_TASK PROMPT_
For the material that follows, list every line containing the word "fresh".

_DATA SHOWN_
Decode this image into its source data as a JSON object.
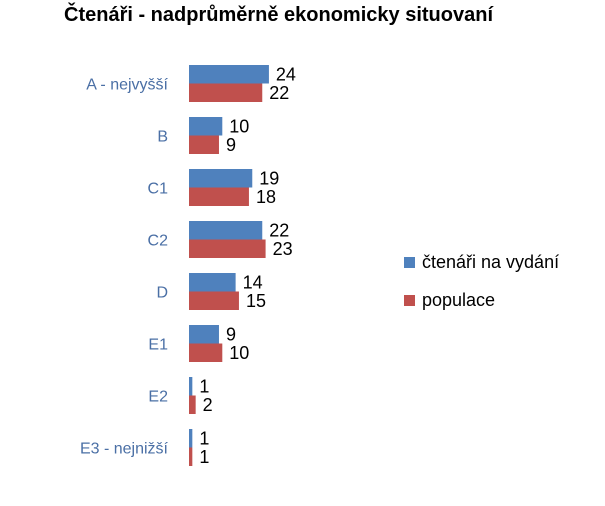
{
  "chart_data": {
    "type": "bar",
    "orientation": "horizontal",
    "title": "Čtenáři - nadprůměrně ekonomicky situovaní",
    "categories": [
      "A - nejvyšší",
      "B",
      "C1",
      "C2",
      "D",
      "E1",
      "E2",
      "E3 - nejnižší"
    ],
    "series": [
      {
        "name": "čtenáři na vydání",
        "color": "#4f81bd",
        "values": [
          24,
          10,
          19,
          22,
          14,
          9,
          1,
          1
        ]
      },
      {
        "name": "populace",
        "color": "#c0504d",
        "values": [
          22,
          9,
          18,
          23,
          15,
          10,
          2,
          1
        ]
      }
    ],
    "xlabel": "",
    "ylabel": "",
    "grid": false,
    "data_labels": true,
    "legend_position": "right"
  }
}
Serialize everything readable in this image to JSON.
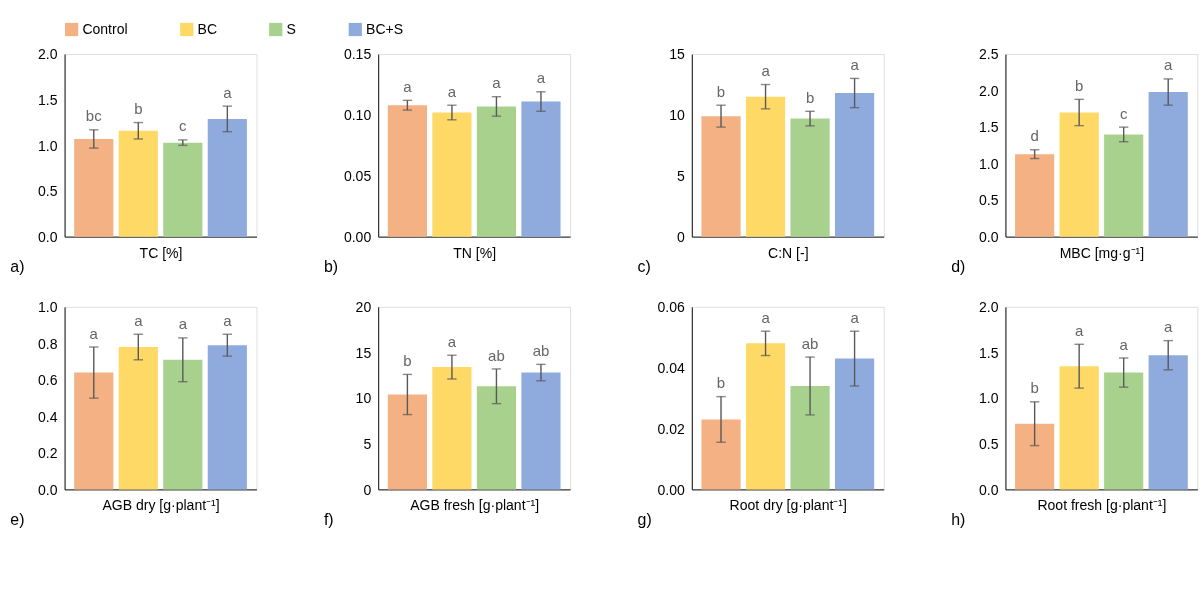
{
  "chart_data": [
    {
      "type": "bar",
      "xlabel": "TC [%]",
      "annotations": [
        "a)"
      ],
      "categories": [
        null
      ],
      "legend": "top",
      "ylim": [
        0,
        2
      ],
      "yticks": [
        {
          "value": 0,
          "label": "0.0"
        },
        0.5,
        {
          "value": 1,
          "label": "1.0"
        },
        1.5,
        {
          "value": 2,
          "label": "2.0"
        }
      ],
      "series": [
        {
          "name": "Control",
          "color": "#f4b183",
          "values": [
            1.07
          ],
          "errors": [
            0.1
          ],
          "value_labels": [
            "bc"
          ]
        },
        {
          "name": "BC",
          "color": "#ffd966",
          "values": [
            1.16
          ],
          "errors": [
            0.09
          ],
          "value_labels": [
            "b"
          ]
        },
        {
          "name": "S",
          "color": "#a9d18e",
          "values": [
            1.03
          ],
          "errors": [
            0.03
          ],
          "value_labels": [
            "c"
          ]
        },
        {
          "name": "BC+S",
          "color": "#8faadc",
          "values": [
            1.29
          ],
          "errors": [
            0.14
          ],
          "value_labels": [
            "a"
          ]
        }
      ]
    },
    {
      "type": "bar",
      "xlabel": "TN [%]",
      "annotations": [
        "b)"
      ],
      "categories": [
        null
      ],
      "ylim": [
        0,
        0.15
      ],
      "yticks": [
        {
          "value": 0,
          "label": "0.00"
        },
        0.05,
        {
          "value": 0.1,
          "label": "0.10"
        },
        0.15
      ],
      "series": [
        {
          "color": "#f4b183",
          "values": [
            0.108
          ],
          "errors": [
            0.004
          ],
          "value_labels": [
            "a"
          ]
        },
        {
          "color": "#ffd966",
          "values": [
            0.102
          ],
          "errors": [
            0.006
          ],
          "value_labels": [
            "a"
          ]
        },
        {
          "color": "#a9d18e",
          "values": [
            0.107
          ],
          "errors": [
            0.008
          ],
          "value_labels": [
            "a"
          ]
        },
        {
          "color": "#8faadc",
          "values": [
            0.111
          ],
          "errors": [
            0.008
          ],
          "value_labels": [
            "a"
          ]
        }
      ]
    },
    {
      "type": "bar",
      "xlabel": "C:N [-]",
      "annotations": [
        "c)"
      ],
      "categories": [
        null
      ],
      "ylim": [
        0,
        15
      ],
      "yticks": [
        0,
        5,
        10,
        15
      ],
      "series": [
        {
          "color": "#f4b183",
          "values": [
            9.9
          ],
          "errors": [
            0.9
          ],
          "value_labels": [
            "b"
          ]
        },
        {
          "color": "#ffd966",
          "values": [
            11.5
          ],
          "errors": [
            1.0
          ],
          "value_labels": [
            "a"
          ]
        },
        {
          "color": "#a9d18e",
          "values": [
            9.7
          ],
          "errors": [
            0.6
          ],
          "value_labels": [
            "b"
          ]
        },
        {
          "color": "#8faadc",
          "values": [
            11.8
          ],
          "errors": [
            1.2
          ],
          "value_labels": [
            "a"
          ]
        }
      ]
    },
    {
      "type": "bar",
      "xlabel": "MBC [mg·g⁻¹]",
      "annotations": [
        "d)"
      ],
      "categories": [
        null
      ],
      "ylim": [
        0,
        2.5
      ],
      "yticks": [
        {
          "value": 0,
          "label": "0.0"
        },
        0.5,
        {
          "value": 1,
          "label": "1.0"
        },
        1.5,
        {
          "value": 2,
          "label": "2.0"
        },
        2.5
      ],
      "series": [
        {
          "color": "#f4b183",
          "values": [
            1.13
          ],
          "errors": [
            0.06
          ],
          "value_labels": [
            "d"
          ]
        },
        {
          "color": "#ffd966",
          "values": [
            1.7
          ],
          "errors": [
            0.18
          ],
          "value_labels": [
            "b"
          ]
        },
        {
          "color": "#a9d18e",
          "values": [
            1.4
          ],
          "errors": [
            0.1
          ],
          "value_labels": [
            "c"
          ]
        },
        {
          "color": "#8faadc",
          "values": [
            1.98
          ],
          "errors": [
            0.18
          ],
          "value_labels": [
            "a"
          ]
        }
      ]
    },
    {
      "type": "bar",
      "xlabel": "AGB dry [g·plant⁻¹]",
      "annotations": [
        "e)"
      ],
      "categories": [
        null
      ],
      "ylim": [
        0,
        1
      ],
      "yticks": [
        {
          "value": 0,
          "label": "0.0"
        },
        0.2,
        0.4,
        0.6,
        0.8,
        {
          "value": 1,
          "label": "1.0"
        }
      ],
      "series": [
        {
          "color": "#f4b183",
          "values": [
            0.64
          ],
          "errors": [
            0.14
          ],
          "value_labels": [
            "a"
          ]
        },
        {
          "color": "#ffd966",
          "values": [
            0.78
          ],
          "errors": [
            0.07
          ],
          "value_labels": [
            "a"
          ]
        },
        {
          "color": "#a9d18e",
          "values": [
            0.71
          ],
          "errors": [
            0.12
          ],
          "value_labels": [
            "a"
          ]
        },
        {
          "color": "#8faadc",
          "values": [
            0.79
          ],
          "errors": [
            0.06
          ],
          "value_labels": [
            "a"
          ]
        }
      ]
    },
    {
      "type": "bar",
      "xlabel": "AGB fresh [g·plant⁻¹]",
      "annotations": [
        "f)"
      ],
      "categories": [
        null
      ],
      "ylim": [
        0,
        20
      ],
      "yticks": [
        0,
        5,
        10,
        15,
        20
      ],
      "series": [
        {
          "color": "#f4b183",
          "values": [
            10.4
          ],
          "errors": [
            2.2
          ],
          "value_labels": [
            "b"
          ]
        },
        {
          "color": "#ffd966",
          "values": [
            13.4
          ],
          "errors": [
            1.3
          ],
          "value_labels": [
            "a"
          ]
        },
        {
          "color": "#a9d18e",
          "values": [
            11.3
          ],
          "errors": [
            1.9
          ],
          "value_labels": [
            "ab"
          ]
        },
        {
          "color": "#8faadc",
          "values": [
            12.8
          ],
          "errors": [
            0.9
          ],
          "value_labels": [
            "ab"
          ]
        }
      ]
    },
    {
      "type": "bar",
      "xlabel": "Root dry [g·plant⁻¹]",
      "annotations": [
        "g)"
      ],
      "categories": [
        null
      ],
      "ylim": [
        0,
        0.06
      ],
      "yticks": [
        {
          "value": 0,
          "label": "0.00"
        },
        0.02,
        0.04,
        0.06
      ],
      "series": [
        {
          "color": "#f4b183",
          "values": [
            0.023
          ],
          "errors": [
            0.0075
          ],
          "value_labels": [
            "b"
          ]
        },
        {
          "color": "#ffd966",
          "values": [
            0.048
          ],
          "errors": [
            0.004
          ],
          "value_labels": [
            "a"
          ]
        },
        {
          "color": "#a9d18e",
          "values": [
            0.034
          ],
          "errors": [
            0.0095
          ],
          "value_labels": [
            "ab"
          ]
        },
        {
          "color": "#8faadc",
          "values": [
            0.043
          ],
          "errors": [
            0.009
          ],
          "value_labels": [
            "a"
          ]
        }
      ]
    },
    {
      "type": "bar",
      "xlabel": "Root fresh [g·plant⁻¹]",
      "annotations": [
        "h)"
      ],
      "categories": [
        null
      ],
      "ylim": [
        0,
        2
      ],
      "yticks": [
        {
          "value": 0,
          "label": "0.0"
        },
        0.5,
        {
          "value": 1,
          "label": "1.0"
        },
        1.5,
        {
          "value": 2,
          "label": "2.0"
        }
      ],
      "series": [
        {
          "color": "#f4b183",
          "values": [
            0.72
          ],
          "errors": [
            0.24
          ],
          "value_labels": [
            "b"
          ]
        },
        {
          "color": "#ffd966",
          "values": [
            1.35
          ],
          "errors": [
            0.24
          ],
          "value_labels": [
            "a"
          ]
        },
        {
          "color": "#a9d18e",
          "values": [
            1.28
          ],
          "errors": [
            0.16
          ],
          "value_labels": [
            "a"
          ]
        },
        {
          "color": "#8faadc",
          "values": [
            1.47
          ],
          "errors": [
            0.16
          ],
          "value_labels": [
            "a"
          ]
        }
      ]
    }
  ]
}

_WRITTEN ANSWER_
      "xlabel": "AGB fresh [g·plant⁻¹]",
      "xlabel": "Root fresh [g·plant⁻¹]",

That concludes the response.